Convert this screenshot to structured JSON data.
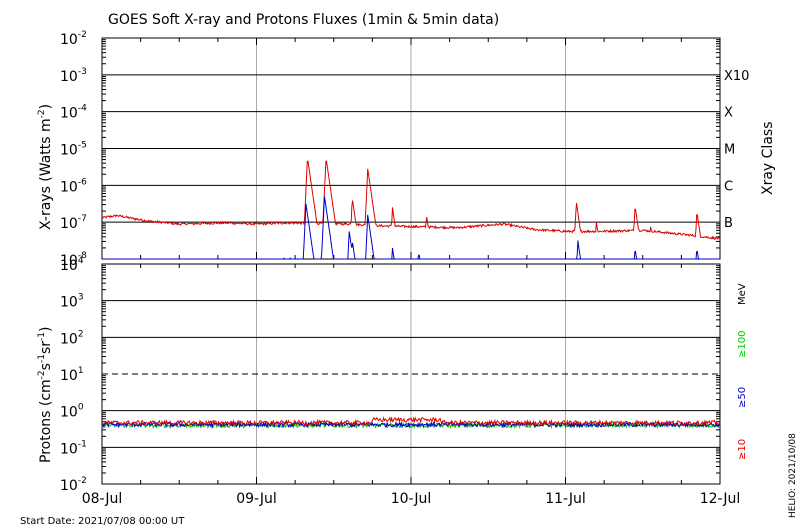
{
  "title": "GOES Soft X-ray and Protons Fluxes   (1min & 5min data)",
  "start_date": "Start Date: 2021/07/08 00:00 UT",
  "credit": "HELIO: 2021/10/08",
  "colors": {
    "xray_long": "#dd0000",
    "xray_short": "#0000cc",
    "p10": "#dd0000",
    "p50": "#0000cc",
    "p100": "#00cc00",
    "grid_day": "#aaaaaa"
  },
  "chart_data": [
    {
      "type": "line",
      "panel": "xrays",
      "ylabel": "X-rays (Watts m",
      "ylabel_sup": "-2",
      "ylabel_end": ")",
      "ylog": true,
      "ylim_exp": [
        -8,
        -2
      ],
      "y_ticks": [
        {
          "base": "10",
          "exp": "-2"
        },
        {
          "base": "10",
          "exp": "-3"
        },
        {
          "base": "10",
          "exp": "-4"
        },
        {
          "base": "10",
          "exp": "-5"
        },
        {
          "base": "10",
          "exp": "-6"
        },
        {
          "base": "10",
          "exp": "-7"
        },
        {
          "base": "10",
          "exp": "-8"
        }
      ],
      "right_title": "Xray Class",
      "classes": [
        {
          "label": "X10",
          "exp": -3
        },
        {
          "label": "X",
          "exp": -4
        },
        {
          "label": "M",
          "exp": -5
        },
        {
          "label": "C",
          "exp": -6
        },
        {
          "label": "B",
          "exp": -7
        }
      ],
      "x_days": [
        0,
        1,
        2,
        3,
        4
      ],
      "series": [
        {
          "key": "long",
          "baseline_log": [
            [
              0,
              -6.88
            ],
            [
              0.1,
              -6.82
            ],
            [
              0.2,
              -6.9
            ],
            [
              0.3,
              -6.97
            ],
            [
              0.5,
              -7.05
            ],
            [
              0.8,
              -7.02
            ],
            [
              1.0,
              -7.05
            ],
            [
              1.2,
              -7.02
            ],
            [
              1.6,
              -7.05
            ],
            [
              1.8,
              -7.1
            ],
            [
              2.0,
              -7.12
            ],
            [
              2.3,
              -7.15
            ],
            [
              2.6,
              -7.05
            ],
            [
              2.8,
              -7.2
            ],
            [
              3.0,
              -7.25
            ],
            [
              3.2,
              -7.25
            ],
            [
              3.5,
              -7.22
            ],
            [
              3.8,
              -7.35
            ],
            [
              4.0,
              -7.45
            ]
          ],
          "peaks": [
            [
              1.33,
              -5.25
            ],
            [
              1.45,
              -5.25
            ],
            [
              1.62,
              -6.35
            ],
            [
              1.72,
              -5.55
            ],
            [
              1.88,
              -6.6
            ],
            [
              2.1,
              -6.8
            ],
            [
              2.45,
              -7.0
            ],
            [
              3.07,
              -6.45
            ],
            [
              3.2,
              -7.0
            ],
            [
              3.45,
              -6.55
            ],
            [
              3.55,
              -7.1
            ],
            [
              3.85,
              -6.7
            ]
          ]
        },
        {
          "key": "short",
          "baseline_log": [
            [
              0,
              -8.2
            ],
            [
              0.5,
              -8.25
            ],
            [
              1.0,
              -8.15
            ],
            [
              1.2,
              -8.05
            ],
            [
              1.4,
              -8.1
            ],
            [
              1.8,
              -8.2
            ],
            [
              2.0,
              -8.3
            ],
            [
              2.5,
              -8.35
            ],
            [
              3.0,
              -8.4
            ],
            [
              4.0,
              -8.4
            ]
          ],
          "peaks": [
            [
              1.32,
              -6.5
            ],
            [
              1.44,
              -6.3
            ],
            [
              1.6,
              -7.25
            ],
            [
              1.62,
              -7.5
            ],
            [
              1.72,
              -6.8
            ],
            [
              1.88,
              -7.7
            ],
            [
              2.05,
              -7.8
            ],
            [
              3.08,
              -7.5
            ],
            [
              3.45,
              -7.7
            ],
            [
              3.85,
              -7.7
            ]
          ]
        }
      ]
    },
    {
      "type": "line",
      "panel": "protons",
      "ylabel": "Protons (cm",
      "ylabel_parts": [
        "-2",
        "s",
        "-1",
        "sr",
        "-1",
        ")"
      ],
      "ylog": true,
      "ylim_exp": [
        -2,
        4
      ],
      "y_ticks": [
        {
          "base": "10",
          "exp": "4"
        },
        {
          "base": "10",
          "exp": "3"
        },
        {
          "base": "10",
          "exp": "2"
        },
        {
          "base": "10",
          "exp": "1"
        },
        {
          "base": "10",
          "exp": "0"
        },
        {
          "base": "10",
          "exp": "-1"
        },
        {
          "base": "10",
          "exp": "-2"
        }
      ],
      "threshold_exp": 1,
      "unit": "MeV",
      "series": [
        {
          "name": "≥10",
          "key": "p10",
          "level_log": -0.33
        },
        {
          "name": "≥50",
          "key": "p50",
          "level_log": -0.38
        },
        {
          "name": "≥100",
          "key": "p100",
          "level_log": -0.4
        }
      ],
      "x_ticks": [
        "08-Jul",
        "09-Jul",
        "10-Jul",
        "11-Jul",
        "12-Jul"
      ]
    }
  ]
}
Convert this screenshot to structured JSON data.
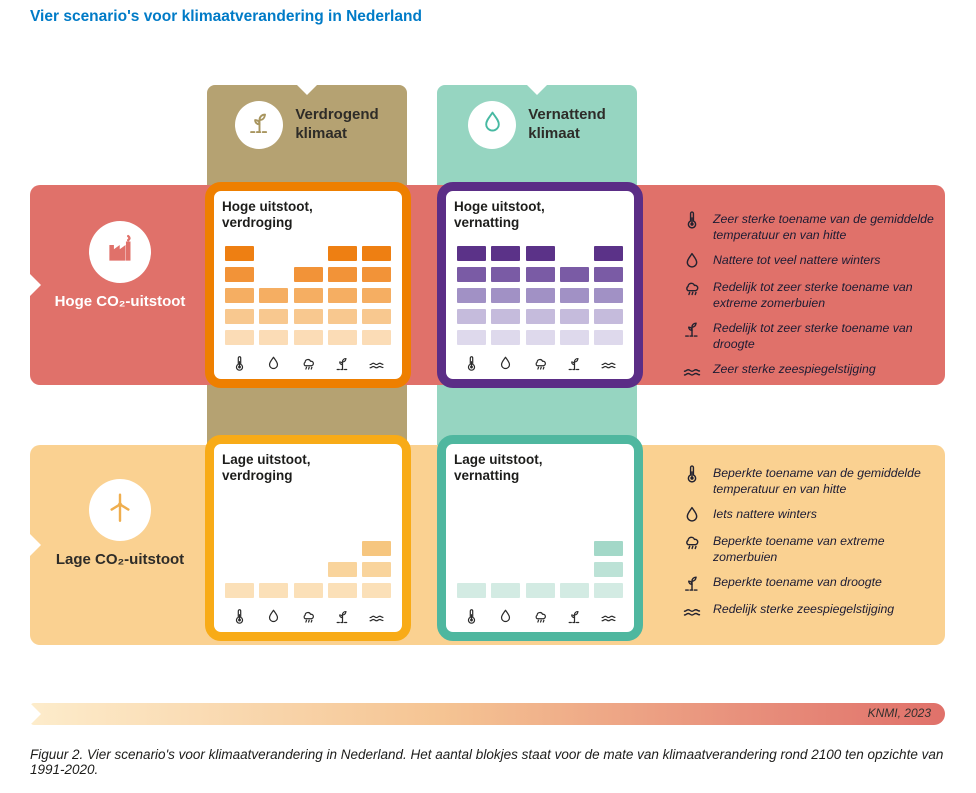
{
  "page": {
    "title": "Vier scenario's voor klimaatverandering in Nederland",
    "caption": "Figuur 2. Vier scenario's voor klimaatverandering in Nederland. Het aantal blokjes staat voor de mate van klimaatverandering rond 2100 ten opzichte van 1991-2020.",
    "source_label": "KNMI, 2023"
  },
  "columns": [
    {
      "label_line1": "Verdrogend",
      "label_line2": "klimaat",
      "color": "#b5a272",
      "icon": "drought-icon",
      "icon_color": "#a8955f"
    },
    {
      "label_line1": "Vernattend",
      "label_line2": "klimaat",
      "color": "#96d5c1",
      "icon": "droplet-icon",
      "icon_color": "#47b9a2"
    }
  ],
  "rows": [
    {
      "label": "Hoge CO₂-uitstoot",
      "color": "#e0716a",
      "icon": "factory-icon",
      "icon_color": "#e0716a",
      "text_color": "#ffffff"
    },
    {
      "label": "Lage CO₂-uitstoot",
      "color": "#fad191",
      "icon": "wind-turbine-icon",
      "icon_color": "#efae4e",
      "text_color": "#2e2c28"
    }
  ],
  "indicator_icons": [
    "thermometer-icon",
    "droplet-icon",
    "rain-cloud-icon",
    "drought-icon",
    "wave-icon"
  ],
  "cards": [
    {
      "title_line1": "Hoge uitstoot,",
      "title_line2": "verdroging",
      "border_color": "#ee7f00",
      "values": [
        5,
        3,
        4,
        5,
        5
      ],
      "ramp": [
        "#fbdcb6",
        "#f8c88f",
        "#f5ae62",
        "#f29338",
        "#ee7f12"
      ]
    },
    {
      "title_line1": "Hoge uitstoot,",
      "title_line2": "vernatting",
      "border_color": "#5b2d86",
      "values": [
        5,
        5,
        5,
        4,
        5
      ],
      "ramp": [
        "#ded9ec",
        "#c5bbdc",
        "#a191c5",
        "#7a5ba5",
        "#5b3288"
      ]
    },
    {
      "title_line1": "Lage uitstoot,",
      "title_line2": "verdroging",
      "border_color": "#f8ab17",
      "values": [
        1,
        1,
        1,
        2,
        3
      ],
      "ramp": [
        "#fbe0b8",
        "#f9d49c",
        "#f6c67f",
        "#f4b55e",
        "#f2a43c"
      ]
    },
    {
      "title_line1": "Lage uitstoot,",
      "title_line2": "vernatting",
      "border_color": "#4fb79f",
      "values": [
        1,
        1,
        1,
        1,
        3
      ],
      "ramp": [
        "#d3ebe3",
        "#bce2d6",
        "#a3d8c8",
        "#86ccb8",
        "#68bfa6"
      ]
    }
  ],
  "annotations": {
    "high": [
      {
        "icon": "thermometer-icon",
        "text": "Zeer sterke toename van de gemiddelde temperatuur en van hitte"
      },
      {
        "icon": "droplet-icon",
        "text": "Nattere tot veel nattere winters"
      },
      {
        "icon": "rain-cloud-icon",
        "text": "Redelijk tot zeer sterke toename van extreme zomerbuien"
      },
      {
        "icon": "drought-icon",
        "text": "Redelijk tot zeer sterke toename van droogte"
      },
      {
        "icon": "wave-icon",
        "text": "Zeer sterke zeespiegelstijging"
      }
    ],
    "low": [
      {
        "icon": "thermometer-icon",
        "text": "Beperkte toename van de gemiddelde temperatuur en van hitte"
      },
      {
        "icon": "droplet-icon",
        "text": "Iets nattere winters"
      },
      {
        "icon": "rain-cloud-icon",
        "text": "Beperkte toename van extreme zomerbuien"
      },
      {
        "icon": "drought-icon",
        "text": "Beperkte toename van droogte"
      },
      {
        "icon": "wave-icon",
        "text": "Redelijk sterke zeespiegelstijging"
      }
    ]
  }
}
= = =
## Objective
Reply with one number: the count of lines in the entries that include the word "drought".

## Output of the task
4